## Instruction
Can you retype the passage of the Ybor City fountain text below from "Once envisioned as" to "yet-to-be-named neighborhood amenity.", word for word?

## Text
□ □ □ □ □
When Meredith Berwick saw the sprawling pond sprouting fountains at Interstate 4 in Ybor City — padlocked behind a tall metal fence — she wasn’t quite sure what it was.
“I’ve lived here since 2017 and always wondered,” she said. “I thought: It’s probably not a fountain, it’s probably for water retention or something.”
But a fountain it is — if an odd and problematic one.
Once envisioned as an attractive gateway to Tampa’s Latin Quarter, it now costs $100,000 a year to maintain, has been a trouble spot for police and is in need of $1 million in repair work to restore, officials say.
“It’s quite expensive,” said Jean Duncan, infrastructure and mobility administrator for the city of Tampa, which maintains it for the Florida Department of Transportation.
But soon, that fountain — actually an artificial pond that features eight spouting fountains — is expected to be replaced by a new yet-to-be-named neighborhood amenity.
With a $1.3 million price tag to install, the fountain debuted in 2007, filling a gap between 21st and 22nd streets with the widening of Interstate 4.
It was built 261 feet long, 110 feet wide and 18 inches deep, holding 320,000 gallons of chlorinated water. Around it are old-school decorative streetlights, a nod to the historic neighborhood in which it sits.
□ □ □ □ □
## Material shown
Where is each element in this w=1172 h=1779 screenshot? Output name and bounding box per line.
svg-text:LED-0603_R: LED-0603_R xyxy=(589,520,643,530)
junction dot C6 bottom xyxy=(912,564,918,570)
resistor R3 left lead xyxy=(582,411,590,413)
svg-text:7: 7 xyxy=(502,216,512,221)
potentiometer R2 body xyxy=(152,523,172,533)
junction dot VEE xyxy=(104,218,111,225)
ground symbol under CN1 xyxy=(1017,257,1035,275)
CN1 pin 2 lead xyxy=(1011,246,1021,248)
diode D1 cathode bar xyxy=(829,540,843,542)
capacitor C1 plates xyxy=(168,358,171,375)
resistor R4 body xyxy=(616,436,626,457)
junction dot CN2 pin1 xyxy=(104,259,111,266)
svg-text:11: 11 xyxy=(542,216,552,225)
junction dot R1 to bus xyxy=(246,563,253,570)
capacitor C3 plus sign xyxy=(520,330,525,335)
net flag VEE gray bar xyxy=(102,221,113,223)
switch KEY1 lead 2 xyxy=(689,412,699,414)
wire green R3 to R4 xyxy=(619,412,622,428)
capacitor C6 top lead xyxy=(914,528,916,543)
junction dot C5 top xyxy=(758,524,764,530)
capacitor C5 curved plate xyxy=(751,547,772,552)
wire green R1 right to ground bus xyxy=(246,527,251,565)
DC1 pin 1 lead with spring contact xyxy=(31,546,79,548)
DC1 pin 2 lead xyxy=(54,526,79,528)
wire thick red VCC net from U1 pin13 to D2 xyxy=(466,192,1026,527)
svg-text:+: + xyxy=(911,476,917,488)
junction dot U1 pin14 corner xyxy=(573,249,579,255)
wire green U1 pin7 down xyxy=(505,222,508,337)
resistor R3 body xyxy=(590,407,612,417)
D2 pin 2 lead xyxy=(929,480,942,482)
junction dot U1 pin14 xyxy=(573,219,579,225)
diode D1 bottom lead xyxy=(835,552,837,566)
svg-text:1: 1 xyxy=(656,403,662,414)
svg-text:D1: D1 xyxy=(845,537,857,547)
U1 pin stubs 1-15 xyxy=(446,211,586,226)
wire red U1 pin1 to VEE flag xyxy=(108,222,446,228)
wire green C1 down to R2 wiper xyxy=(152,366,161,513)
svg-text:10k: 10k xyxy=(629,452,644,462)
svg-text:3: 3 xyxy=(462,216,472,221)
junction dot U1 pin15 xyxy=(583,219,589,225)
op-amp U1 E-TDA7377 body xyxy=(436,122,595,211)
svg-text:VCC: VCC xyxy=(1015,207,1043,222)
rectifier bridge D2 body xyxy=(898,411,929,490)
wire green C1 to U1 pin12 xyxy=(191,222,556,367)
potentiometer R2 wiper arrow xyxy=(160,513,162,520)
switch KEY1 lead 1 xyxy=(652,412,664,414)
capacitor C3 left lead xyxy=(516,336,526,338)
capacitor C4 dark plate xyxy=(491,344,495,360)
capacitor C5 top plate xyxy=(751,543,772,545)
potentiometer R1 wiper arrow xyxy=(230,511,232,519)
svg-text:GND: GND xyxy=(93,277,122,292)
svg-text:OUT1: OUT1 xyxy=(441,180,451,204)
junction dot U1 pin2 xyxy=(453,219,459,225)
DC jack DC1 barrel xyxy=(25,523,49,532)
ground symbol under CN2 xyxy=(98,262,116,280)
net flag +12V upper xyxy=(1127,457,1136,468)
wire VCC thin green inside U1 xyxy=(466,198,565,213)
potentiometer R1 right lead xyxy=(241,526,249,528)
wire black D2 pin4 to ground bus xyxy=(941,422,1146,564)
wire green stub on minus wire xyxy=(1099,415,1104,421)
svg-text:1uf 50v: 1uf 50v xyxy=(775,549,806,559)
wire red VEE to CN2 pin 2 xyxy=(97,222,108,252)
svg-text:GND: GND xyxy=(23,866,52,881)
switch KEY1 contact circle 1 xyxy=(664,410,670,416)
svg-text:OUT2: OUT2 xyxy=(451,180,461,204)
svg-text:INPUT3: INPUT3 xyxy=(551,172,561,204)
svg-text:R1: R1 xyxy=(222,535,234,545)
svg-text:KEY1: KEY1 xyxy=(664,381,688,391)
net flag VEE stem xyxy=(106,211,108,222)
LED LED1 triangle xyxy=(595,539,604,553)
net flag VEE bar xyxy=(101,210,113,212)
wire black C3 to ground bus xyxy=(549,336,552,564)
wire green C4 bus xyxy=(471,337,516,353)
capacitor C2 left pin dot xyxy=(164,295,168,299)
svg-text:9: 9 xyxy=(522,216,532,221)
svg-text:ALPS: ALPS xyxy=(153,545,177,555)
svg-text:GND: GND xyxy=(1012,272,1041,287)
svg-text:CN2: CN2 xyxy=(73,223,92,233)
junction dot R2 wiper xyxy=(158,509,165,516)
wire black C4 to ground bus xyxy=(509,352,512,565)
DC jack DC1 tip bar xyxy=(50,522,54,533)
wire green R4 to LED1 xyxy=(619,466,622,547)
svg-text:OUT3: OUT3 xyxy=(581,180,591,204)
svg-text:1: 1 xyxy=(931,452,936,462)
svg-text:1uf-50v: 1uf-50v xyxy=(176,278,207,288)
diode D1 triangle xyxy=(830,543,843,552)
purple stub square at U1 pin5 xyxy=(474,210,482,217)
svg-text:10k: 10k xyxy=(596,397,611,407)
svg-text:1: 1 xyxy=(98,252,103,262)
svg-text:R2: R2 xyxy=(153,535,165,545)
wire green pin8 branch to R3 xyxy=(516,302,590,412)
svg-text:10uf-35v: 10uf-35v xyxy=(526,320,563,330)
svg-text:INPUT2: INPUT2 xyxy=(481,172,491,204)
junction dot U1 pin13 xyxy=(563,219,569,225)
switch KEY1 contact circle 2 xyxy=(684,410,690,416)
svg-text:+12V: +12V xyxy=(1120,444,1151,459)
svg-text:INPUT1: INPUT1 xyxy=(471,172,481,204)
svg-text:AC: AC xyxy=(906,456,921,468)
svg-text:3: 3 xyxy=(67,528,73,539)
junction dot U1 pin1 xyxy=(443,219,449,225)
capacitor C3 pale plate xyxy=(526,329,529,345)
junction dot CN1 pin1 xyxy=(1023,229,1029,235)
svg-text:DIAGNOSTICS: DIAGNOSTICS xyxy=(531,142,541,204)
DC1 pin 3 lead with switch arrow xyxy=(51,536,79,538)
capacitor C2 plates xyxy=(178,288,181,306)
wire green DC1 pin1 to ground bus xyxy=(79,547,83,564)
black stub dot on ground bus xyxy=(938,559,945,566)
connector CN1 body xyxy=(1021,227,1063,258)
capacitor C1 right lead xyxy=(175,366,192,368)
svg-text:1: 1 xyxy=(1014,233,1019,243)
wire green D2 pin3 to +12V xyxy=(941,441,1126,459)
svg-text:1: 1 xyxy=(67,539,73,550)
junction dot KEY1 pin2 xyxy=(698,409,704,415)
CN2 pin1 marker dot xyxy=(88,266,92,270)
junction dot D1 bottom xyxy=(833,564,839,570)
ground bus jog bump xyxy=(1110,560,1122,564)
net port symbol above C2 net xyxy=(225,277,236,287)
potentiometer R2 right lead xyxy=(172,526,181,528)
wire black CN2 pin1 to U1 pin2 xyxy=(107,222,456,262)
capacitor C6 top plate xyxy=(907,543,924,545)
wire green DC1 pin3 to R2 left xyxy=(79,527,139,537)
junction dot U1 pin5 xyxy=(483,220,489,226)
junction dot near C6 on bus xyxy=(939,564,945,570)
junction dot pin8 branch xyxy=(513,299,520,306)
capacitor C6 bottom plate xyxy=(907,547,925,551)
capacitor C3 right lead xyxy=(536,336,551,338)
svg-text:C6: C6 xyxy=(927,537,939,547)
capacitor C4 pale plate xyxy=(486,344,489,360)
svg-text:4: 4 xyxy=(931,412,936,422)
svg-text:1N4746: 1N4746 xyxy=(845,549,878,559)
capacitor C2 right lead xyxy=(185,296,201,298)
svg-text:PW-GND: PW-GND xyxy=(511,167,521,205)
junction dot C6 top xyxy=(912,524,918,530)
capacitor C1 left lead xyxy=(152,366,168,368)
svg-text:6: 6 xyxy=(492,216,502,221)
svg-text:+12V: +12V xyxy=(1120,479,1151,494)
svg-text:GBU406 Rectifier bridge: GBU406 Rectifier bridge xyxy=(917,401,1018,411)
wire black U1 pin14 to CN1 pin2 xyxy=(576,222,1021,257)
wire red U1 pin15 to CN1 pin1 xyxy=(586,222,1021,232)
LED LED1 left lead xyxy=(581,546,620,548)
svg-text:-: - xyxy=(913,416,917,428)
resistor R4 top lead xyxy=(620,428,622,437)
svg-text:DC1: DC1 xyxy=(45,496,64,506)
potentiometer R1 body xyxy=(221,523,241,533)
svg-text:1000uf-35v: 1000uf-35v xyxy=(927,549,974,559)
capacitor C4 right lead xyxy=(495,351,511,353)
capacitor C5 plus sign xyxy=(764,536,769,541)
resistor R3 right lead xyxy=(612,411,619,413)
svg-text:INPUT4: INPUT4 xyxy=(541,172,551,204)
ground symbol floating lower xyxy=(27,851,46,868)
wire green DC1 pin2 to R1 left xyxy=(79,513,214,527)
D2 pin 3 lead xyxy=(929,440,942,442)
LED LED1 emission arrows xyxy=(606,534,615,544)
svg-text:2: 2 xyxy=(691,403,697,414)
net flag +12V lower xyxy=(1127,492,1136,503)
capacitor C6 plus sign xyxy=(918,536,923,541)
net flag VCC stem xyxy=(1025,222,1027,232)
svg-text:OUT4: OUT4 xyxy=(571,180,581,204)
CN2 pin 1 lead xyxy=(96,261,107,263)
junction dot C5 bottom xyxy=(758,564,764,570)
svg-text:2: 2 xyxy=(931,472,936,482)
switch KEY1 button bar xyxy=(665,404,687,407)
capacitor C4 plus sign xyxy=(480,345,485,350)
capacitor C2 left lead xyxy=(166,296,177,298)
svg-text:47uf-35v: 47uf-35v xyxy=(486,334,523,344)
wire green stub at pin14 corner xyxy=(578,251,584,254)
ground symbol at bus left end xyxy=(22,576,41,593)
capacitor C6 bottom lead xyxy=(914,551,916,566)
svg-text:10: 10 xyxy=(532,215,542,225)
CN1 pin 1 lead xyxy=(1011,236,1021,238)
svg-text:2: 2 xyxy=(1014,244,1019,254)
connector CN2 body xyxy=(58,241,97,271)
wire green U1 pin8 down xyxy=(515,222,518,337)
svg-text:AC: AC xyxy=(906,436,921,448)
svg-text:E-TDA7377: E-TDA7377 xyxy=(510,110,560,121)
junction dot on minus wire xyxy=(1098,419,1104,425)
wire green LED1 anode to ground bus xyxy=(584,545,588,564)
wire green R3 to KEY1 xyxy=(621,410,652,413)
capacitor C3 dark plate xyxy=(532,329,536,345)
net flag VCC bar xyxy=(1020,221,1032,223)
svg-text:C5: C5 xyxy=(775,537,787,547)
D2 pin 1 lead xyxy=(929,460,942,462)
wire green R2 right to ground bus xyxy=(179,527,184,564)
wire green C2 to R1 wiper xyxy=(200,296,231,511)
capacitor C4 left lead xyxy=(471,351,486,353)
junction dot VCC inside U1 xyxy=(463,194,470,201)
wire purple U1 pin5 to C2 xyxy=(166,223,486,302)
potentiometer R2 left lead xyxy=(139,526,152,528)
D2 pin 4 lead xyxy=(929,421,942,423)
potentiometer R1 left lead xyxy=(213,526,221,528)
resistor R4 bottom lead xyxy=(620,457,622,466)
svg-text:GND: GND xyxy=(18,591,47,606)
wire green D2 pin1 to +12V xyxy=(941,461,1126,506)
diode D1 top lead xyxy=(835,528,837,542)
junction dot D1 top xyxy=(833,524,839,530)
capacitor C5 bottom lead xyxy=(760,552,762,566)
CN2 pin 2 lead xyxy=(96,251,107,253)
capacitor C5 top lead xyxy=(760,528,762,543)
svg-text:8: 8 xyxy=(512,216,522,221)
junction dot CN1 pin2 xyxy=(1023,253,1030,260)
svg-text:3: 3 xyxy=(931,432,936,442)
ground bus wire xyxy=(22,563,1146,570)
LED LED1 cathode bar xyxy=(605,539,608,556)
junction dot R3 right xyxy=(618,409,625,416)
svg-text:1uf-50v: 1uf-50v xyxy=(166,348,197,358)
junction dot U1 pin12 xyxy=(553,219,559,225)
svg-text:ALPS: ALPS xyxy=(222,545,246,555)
□ □ □ □ □
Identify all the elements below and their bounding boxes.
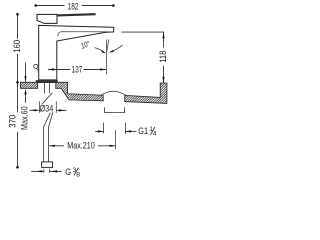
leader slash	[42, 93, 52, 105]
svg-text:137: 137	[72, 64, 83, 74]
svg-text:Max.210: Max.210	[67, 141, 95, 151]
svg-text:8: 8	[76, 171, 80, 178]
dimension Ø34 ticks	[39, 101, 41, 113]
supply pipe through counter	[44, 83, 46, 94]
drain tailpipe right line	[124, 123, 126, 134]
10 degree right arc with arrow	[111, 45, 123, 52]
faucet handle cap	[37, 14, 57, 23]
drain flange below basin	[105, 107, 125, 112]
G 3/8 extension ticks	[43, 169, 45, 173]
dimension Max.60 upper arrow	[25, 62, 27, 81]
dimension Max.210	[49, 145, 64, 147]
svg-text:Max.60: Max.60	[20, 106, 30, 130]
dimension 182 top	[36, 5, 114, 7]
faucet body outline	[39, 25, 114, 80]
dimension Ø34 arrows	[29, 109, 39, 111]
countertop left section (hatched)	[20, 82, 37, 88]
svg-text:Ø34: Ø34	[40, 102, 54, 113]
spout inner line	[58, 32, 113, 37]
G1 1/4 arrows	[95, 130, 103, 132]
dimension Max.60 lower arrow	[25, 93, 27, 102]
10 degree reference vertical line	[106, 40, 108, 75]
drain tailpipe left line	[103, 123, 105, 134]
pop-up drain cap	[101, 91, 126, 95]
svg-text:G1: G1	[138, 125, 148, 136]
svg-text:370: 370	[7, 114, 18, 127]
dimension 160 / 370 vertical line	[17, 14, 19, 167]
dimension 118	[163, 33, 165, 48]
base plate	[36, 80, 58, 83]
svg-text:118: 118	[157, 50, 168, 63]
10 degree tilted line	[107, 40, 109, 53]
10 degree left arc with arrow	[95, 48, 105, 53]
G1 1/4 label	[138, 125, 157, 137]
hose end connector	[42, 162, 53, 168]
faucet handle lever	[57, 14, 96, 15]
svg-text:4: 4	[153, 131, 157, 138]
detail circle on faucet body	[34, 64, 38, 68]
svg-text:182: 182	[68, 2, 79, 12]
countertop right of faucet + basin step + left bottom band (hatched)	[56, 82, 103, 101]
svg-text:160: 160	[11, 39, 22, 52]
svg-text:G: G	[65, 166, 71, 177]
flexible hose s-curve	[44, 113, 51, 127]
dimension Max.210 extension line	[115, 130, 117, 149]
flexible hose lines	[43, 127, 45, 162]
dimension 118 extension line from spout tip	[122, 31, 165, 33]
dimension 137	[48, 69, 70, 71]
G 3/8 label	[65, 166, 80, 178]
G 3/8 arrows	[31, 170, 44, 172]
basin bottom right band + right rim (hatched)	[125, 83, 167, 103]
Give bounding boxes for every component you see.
□ □ □ □ □
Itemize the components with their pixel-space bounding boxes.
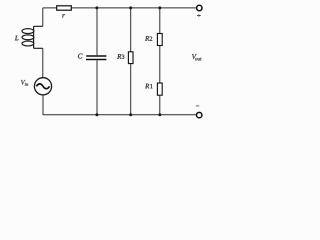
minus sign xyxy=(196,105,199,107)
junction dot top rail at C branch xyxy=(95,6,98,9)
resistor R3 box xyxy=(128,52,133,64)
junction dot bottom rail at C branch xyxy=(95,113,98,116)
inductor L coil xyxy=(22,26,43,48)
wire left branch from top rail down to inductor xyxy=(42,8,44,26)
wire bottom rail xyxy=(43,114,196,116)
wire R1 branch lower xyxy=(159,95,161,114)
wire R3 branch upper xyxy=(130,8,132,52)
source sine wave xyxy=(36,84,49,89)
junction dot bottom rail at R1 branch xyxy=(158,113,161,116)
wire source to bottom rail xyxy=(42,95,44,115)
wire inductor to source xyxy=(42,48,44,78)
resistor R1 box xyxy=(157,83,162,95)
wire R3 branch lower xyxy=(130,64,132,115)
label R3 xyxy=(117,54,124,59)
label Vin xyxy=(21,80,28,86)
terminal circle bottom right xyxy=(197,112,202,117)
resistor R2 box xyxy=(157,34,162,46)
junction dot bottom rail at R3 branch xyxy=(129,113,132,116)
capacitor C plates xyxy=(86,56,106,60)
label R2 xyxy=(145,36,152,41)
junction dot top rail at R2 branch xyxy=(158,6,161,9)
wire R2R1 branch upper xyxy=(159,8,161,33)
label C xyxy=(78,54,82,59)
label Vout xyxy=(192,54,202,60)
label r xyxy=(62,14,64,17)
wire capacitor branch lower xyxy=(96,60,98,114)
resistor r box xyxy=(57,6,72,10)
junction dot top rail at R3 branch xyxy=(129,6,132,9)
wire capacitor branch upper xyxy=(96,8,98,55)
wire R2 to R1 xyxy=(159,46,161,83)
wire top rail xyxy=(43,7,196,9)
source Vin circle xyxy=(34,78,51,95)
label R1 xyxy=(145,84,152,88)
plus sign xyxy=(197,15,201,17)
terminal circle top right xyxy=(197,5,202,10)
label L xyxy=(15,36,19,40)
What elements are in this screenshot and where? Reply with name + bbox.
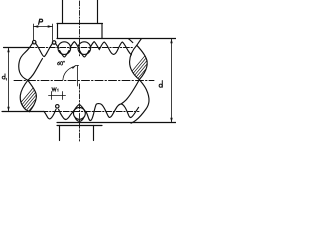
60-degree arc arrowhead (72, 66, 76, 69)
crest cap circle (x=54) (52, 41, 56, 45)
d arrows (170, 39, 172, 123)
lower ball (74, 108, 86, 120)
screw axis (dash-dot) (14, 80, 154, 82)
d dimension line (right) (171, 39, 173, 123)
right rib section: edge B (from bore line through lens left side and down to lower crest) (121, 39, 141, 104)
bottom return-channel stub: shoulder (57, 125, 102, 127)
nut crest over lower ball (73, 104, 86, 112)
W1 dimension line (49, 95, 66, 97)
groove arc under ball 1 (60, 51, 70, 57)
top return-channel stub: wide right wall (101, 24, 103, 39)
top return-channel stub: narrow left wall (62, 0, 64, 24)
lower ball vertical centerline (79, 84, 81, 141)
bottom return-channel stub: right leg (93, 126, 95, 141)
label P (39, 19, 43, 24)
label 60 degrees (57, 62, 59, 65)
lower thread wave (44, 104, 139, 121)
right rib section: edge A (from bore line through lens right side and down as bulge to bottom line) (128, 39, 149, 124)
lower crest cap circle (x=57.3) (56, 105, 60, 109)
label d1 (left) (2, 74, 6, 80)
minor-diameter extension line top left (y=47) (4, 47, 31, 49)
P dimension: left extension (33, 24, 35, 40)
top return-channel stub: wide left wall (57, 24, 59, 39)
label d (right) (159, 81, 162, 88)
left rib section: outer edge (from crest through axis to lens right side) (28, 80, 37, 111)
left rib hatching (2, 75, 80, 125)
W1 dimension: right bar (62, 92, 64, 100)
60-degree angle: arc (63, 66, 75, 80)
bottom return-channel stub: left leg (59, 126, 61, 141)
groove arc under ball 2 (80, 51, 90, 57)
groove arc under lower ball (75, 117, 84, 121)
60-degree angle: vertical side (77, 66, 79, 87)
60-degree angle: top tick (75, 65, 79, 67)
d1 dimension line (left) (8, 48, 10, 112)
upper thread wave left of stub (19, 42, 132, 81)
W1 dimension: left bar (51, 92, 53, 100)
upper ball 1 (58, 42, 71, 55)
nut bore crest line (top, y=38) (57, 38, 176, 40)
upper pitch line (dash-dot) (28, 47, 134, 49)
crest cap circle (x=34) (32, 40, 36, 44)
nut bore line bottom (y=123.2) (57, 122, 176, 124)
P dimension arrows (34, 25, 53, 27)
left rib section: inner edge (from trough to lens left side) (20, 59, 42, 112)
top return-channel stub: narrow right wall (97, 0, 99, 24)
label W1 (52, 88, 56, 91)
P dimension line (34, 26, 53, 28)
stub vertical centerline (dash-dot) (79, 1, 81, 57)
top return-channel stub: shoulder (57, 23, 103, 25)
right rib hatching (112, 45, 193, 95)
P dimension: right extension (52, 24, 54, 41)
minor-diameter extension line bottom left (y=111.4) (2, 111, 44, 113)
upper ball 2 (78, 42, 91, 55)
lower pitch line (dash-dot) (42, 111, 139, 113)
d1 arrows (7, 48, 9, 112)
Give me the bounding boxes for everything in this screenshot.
□ □ □ □ □
## Solution to the problem
Once envisioned as an attractive gateway to Tampa’s Latin Quarter, it now costs $100,000 a year to maintain, has been a trouble spot for police and is in need of $1 million in repair work to restore, officials say.
“It’s quite expensive,” said Jean Duncan, infrastructure and mobility administrator for the city of Tampa, which maintains it for the Florida Department of Transportation.
But soon, that fountain — actually an artificial pond that features eight spouting fountains — is expected to be replaced by a new yet-to-be-named neighborhood amenity.